_Challenge_
Copy out the listing that follows exactly, dropping every picture.

_Data entries_
## START

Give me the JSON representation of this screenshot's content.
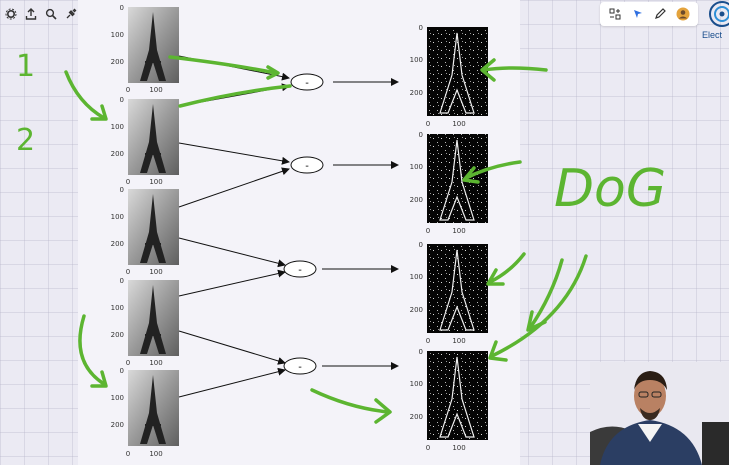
{
  "toolbar_left": {
    "icons": [
      "gear-icon",
      "upload-icon",
      "search-icon",
      "plug-icon"
    ]
  },
  "toolbar_right": {
    "icons": [
      "grid-plus-icon",
      "pointer-icon",
      "pen-icon",
      "avatar-icon"
    ]
  },
  "logo": {
    "text": "Elect"
  },
  "left_images": {
    "y_ticks": [
      "0",
      "100",
      "200"
    ],
    "x_ticks": [
      "0",
      "100"
    ]
  },
  "right_images": {
    "y_ticks": [
      "0",
      "100",
      "200"
    ],
    "x_ticks": [
      "0",
      "100"
    ]
  },
  "operators": [
    "-",
    "-",
    "-",
    "-"
  ],
  "annotations": {
    "num_1": "1",
    "num_2": "2",
    "dog_label": "DoG"
  },
  "colors": {
    "annotation_green": "#5cb531",
    "slide_bg": "#f4f3f9",
    "canvas_bg": "#ebeaf3"
  }
}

## END

_Response_
Give me the JSON representation of this screenshot's content.
{
  "toolbar_left": {
    "icons": [
      "gear-icon",
      "upload-icon",
      "search-icon",
      "plug-icon"
    ]
  },
  "toolbar_right": {
    "icons": [
      "grid-plus-icon",
      "pointer-icon",
      "pen-icon",
      "avatar-icon"
    ]
  },
  "logo": {
    "text": "Elect"
  },
  "left_images": {
    "y_ticks": [
      "0",
      "100",
      "200"
    ],
    "x_ticks": [
      "0",
      "100"
    ]
  },
  "right_images": {
    "y_ticks": [
      "0",
      "100",
      "200"
    ],
    "x_ticks": [
      "0",
      "100"
    ]
  },
  "operators": [
    "-",
    "-",
    "-",
    "-"
  ],
  "annotations": {
    "num_1": "1",
    "num_2": "2",
    "dog_label": "DoG"
  },
  "colors": {
    "annotation_green": "#5cb531",
    "slide_bg": "#f4f3f9",
    "canvas_bg": "#ebeaf3"
  }
}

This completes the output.